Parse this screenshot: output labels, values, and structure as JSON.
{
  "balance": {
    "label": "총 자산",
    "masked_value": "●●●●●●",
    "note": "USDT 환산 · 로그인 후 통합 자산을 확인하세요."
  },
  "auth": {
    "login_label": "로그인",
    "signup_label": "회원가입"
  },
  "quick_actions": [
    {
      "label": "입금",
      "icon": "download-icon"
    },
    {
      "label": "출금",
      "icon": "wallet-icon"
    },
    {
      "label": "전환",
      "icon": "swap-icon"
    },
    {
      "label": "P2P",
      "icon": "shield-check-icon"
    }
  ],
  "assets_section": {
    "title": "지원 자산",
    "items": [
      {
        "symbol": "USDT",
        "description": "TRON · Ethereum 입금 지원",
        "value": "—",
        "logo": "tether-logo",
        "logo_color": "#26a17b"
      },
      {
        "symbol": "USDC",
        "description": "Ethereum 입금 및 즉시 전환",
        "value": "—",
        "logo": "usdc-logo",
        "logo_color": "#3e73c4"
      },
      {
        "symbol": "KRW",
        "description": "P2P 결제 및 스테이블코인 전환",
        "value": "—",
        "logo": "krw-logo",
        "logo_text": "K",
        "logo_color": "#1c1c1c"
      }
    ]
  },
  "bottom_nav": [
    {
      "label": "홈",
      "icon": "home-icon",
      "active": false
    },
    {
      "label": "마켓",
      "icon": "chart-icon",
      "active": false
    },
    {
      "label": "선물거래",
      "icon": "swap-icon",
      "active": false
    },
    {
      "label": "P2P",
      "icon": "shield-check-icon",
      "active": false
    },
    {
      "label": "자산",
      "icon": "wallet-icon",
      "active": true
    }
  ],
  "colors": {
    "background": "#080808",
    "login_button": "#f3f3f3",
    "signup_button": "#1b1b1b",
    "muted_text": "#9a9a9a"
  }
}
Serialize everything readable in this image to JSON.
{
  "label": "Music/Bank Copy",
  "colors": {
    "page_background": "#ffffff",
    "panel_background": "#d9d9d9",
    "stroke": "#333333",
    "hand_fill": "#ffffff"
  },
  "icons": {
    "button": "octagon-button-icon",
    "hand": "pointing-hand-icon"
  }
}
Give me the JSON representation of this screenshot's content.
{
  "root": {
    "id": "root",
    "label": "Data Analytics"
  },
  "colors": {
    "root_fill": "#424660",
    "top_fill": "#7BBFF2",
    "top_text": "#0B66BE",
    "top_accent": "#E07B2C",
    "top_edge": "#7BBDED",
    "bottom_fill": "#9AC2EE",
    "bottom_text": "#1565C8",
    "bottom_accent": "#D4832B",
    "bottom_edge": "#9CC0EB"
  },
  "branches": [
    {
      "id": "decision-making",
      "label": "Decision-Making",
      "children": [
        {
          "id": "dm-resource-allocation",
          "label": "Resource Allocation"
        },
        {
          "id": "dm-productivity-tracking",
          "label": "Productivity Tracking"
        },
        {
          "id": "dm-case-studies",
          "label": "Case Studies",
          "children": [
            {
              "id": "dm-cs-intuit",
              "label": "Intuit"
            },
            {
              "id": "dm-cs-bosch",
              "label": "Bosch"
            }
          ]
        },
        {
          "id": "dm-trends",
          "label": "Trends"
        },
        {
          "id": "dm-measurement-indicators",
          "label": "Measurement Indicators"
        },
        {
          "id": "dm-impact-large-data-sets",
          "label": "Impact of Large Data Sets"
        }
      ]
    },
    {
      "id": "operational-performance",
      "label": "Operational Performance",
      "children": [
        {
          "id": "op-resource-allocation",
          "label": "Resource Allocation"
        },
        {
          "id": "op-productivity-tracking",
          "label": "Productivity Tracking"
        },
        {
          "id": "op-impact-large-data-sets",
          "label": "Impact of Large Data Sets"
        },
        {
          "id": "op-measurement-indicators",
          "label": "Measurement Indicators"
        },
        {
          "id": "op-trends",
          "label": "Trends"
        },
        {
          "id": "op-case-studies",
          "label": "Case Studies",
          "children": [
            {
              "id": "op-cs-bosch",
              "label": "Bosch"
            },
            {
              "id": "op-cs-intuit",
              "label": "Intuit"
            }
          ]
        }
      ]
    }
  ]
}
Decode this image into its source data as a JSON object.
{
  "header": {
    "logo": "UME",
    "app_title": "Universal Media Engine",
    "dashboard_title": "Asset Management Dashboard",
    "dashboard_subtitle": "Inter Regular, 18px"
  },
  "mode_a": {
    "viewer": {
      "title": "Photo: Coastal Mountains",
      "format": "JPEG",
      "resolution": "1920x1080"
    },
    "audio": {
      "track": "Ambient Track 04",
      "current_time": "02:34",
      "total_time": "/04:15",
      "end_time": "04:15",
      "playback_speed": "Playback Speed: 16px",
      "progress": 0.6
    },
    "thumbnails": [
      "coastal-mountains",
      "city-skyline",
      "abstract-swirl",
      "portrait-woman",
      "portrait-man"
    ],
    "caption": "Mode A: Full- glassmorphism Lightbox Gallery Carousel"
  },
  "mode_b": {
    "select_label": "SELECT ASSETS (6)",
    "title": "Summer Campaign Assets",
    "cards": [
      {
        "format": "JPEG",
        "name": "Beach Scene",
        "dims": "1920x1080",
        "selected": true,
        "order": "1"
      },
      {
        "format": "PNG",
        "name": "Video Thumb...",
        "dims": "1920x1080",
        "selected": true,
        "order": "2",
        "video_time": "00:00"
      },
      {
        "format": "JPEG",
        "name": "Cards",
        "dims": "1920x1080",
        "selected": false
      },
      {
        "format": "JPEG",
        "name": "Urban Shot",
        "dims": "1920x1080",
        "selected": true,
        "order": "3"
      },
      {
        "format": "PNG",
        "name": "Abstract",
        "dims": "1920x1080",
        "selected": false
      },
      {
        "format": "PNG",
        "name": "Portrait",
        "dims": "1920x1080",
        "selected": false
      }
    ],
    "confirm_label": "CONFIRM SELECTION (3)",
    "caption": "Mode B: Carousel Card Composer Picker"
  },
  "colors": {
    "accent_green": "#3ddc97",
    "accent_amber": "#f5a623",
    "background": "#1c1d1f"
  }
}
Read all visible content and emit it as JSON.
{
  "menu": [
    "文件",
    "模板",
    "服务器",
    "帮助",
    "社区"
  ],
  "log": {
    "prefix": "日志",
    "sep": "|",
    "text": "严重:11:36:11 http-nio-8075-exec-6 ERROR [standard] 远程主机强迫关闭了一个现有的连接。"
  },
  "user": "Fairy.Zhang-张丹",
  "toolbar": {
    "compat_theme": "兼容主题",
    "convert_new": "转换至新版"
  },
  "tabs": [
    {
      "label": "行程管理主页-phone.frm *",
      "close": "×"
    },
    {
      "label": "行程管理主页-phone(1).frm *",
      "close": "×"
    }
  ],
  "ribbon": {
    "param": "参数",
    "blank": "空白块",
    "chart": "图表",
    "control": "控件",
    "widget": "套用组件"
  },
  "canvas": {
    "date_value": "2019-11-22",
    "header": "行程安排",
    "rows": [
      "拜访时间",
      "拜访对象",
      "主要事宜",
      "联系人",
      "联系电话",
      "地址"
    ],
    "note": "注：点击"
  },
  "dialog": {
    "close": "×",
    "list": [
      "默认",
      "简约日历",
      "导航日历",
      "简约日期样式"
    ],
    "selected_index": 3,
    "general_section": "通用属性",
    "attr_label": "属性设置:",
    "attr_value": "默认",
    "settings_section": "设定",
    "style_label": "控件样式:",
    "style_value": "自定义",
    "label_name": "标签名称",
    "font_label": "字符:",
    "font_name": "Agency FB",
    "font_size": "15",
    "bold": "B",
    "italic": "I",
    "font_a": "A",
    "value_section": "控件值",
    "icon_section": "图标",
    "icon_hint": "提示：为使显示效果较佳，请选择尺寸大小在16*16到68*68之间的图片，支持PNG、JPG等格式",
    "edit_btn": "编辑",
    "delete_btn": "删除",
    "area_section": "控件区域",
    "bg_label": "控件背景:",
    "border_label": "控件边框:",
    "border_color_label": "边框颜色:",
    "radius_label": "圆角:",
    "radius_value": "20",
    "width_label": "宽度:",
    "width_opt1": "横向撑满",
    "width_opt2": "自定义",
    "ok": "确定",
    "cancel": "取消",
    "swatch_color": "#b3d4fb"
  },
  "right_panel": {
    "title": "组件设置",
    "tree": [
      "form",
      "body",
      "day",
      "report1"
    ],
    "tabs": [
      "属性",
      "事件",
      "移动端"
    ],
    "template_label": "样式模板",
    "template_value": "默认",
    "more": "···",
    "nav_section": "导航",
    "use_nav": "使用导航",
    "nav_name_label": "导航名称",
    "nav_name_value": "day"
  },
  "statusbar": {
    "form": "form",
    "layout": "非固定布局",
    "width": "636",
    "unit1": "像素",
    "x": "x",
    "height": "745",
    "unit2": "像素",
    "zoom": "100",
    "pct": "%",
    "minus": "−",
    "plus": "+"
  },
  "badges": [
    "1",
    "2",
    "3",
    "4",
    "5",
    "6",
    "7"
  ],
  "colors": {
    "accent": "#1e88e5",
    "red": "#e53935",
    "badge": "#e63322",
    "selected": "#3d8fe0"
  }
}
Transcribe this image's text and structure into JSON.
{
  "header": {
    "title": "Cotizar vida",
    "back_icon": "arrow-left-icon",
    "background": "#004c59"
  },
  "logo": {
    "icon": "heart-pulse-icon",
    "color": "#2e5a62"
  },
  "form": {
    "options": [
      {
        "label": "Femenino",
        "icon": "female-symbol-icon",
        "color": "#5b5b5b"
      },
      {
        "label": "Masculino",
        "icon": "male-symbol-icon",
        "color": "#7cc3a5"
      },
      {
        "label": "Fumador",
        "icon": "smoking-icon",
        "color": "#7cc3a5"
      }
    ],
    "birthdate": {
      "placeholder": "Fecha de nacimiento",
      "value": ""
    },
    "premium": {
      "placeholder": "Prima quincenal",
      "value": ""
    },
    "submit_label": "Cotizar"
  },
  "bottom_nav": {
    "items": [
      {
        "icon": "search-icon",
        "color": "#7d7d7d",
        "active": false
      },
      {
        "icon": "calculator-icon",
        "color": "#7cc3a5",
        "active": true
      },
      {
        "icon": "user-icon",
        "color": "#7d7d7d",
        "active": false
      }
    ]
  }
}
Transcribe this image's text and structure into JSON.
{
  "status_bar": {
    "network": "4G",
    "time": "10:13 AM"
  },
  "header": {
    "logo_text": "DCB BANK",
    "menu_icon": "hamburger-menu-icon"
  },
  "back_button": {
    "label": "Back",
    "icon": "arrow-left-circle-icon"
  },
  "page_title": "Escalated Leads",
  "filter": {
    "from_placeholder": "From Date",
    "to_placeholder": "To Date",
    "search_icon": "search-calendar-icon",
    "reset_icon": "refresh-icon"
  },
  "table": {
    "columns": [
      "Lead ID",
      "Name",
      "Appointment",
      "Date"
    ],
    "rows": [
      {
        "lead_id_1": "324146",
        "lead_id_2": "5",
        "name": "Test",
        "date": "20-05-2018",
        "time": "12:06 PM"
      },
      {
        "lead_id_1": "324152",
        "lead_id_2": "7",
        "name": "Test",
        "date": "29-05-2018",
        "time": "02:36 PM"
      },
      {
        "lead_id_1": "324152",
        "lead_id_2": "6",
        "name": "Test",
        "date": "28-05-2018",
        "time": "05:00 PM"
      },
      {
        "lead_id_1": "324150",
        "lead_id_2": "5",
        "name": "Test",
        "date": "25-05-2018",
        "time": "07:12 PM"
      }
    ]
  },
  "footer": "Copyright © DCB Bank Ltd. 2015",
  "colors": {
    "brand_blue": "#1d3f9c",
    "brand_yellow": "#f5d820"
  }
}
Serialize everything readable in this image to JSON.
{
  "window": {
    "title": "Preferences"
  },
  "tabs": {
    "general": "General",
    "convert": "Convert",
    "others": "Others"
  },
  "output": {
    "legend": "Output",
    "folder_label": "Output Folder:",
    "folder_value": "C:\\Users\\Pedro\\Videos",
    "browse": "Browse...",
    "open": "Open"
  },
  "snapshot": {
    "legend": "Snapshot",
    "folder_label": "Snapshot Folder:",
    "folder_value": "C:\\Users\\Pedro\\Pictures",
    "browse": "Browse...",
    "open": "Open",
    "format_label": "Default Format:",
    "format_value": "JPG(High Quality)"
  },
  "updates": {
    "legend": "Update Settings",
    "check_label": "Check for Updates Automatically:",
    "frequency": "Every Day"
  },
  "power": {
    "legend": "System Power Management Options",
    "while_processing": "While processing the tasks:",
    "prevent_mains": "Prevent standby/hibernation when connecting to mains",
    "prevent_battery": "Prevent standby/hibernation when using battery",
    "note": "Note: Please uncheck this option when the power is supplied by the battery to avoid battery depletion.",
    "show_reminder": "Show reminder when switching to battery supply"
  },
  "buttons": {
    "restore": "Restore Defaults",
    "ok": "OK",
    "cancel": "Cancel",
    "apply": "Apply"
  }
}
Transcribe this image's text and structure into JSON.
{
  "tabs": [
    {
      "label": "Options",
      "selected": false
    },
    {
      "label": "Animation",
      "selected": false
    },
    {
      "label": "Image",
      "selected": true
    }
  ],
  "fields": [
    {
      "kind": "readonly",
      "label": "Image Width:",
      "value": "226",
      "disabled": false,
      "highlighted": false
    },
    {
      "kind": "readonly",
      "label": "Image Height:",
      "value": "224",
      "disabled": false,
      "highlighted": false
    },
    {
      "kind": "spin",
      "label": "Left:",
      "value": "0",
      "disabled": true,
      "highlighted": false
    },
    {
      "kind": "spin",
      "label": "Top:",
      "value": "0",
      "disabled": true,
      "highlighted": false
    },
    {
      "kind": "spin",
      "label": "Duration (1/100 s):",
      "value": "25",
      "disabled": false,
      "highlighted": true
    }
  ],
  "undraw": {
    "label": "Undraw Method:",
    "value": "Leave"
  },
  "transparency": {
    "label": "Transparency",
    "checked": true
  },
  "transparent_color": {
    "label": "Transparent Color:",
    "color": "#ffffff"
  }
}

=-=-=-=-=

(Prompt):
Copy out each line of the data where the string "Pedro" appears.

(Solution to this problem):
    "folder_value": "C:\\Users\\Pedro\\Videos",
    "folder_value": "C:\\Users\\Pedro\\Pictures",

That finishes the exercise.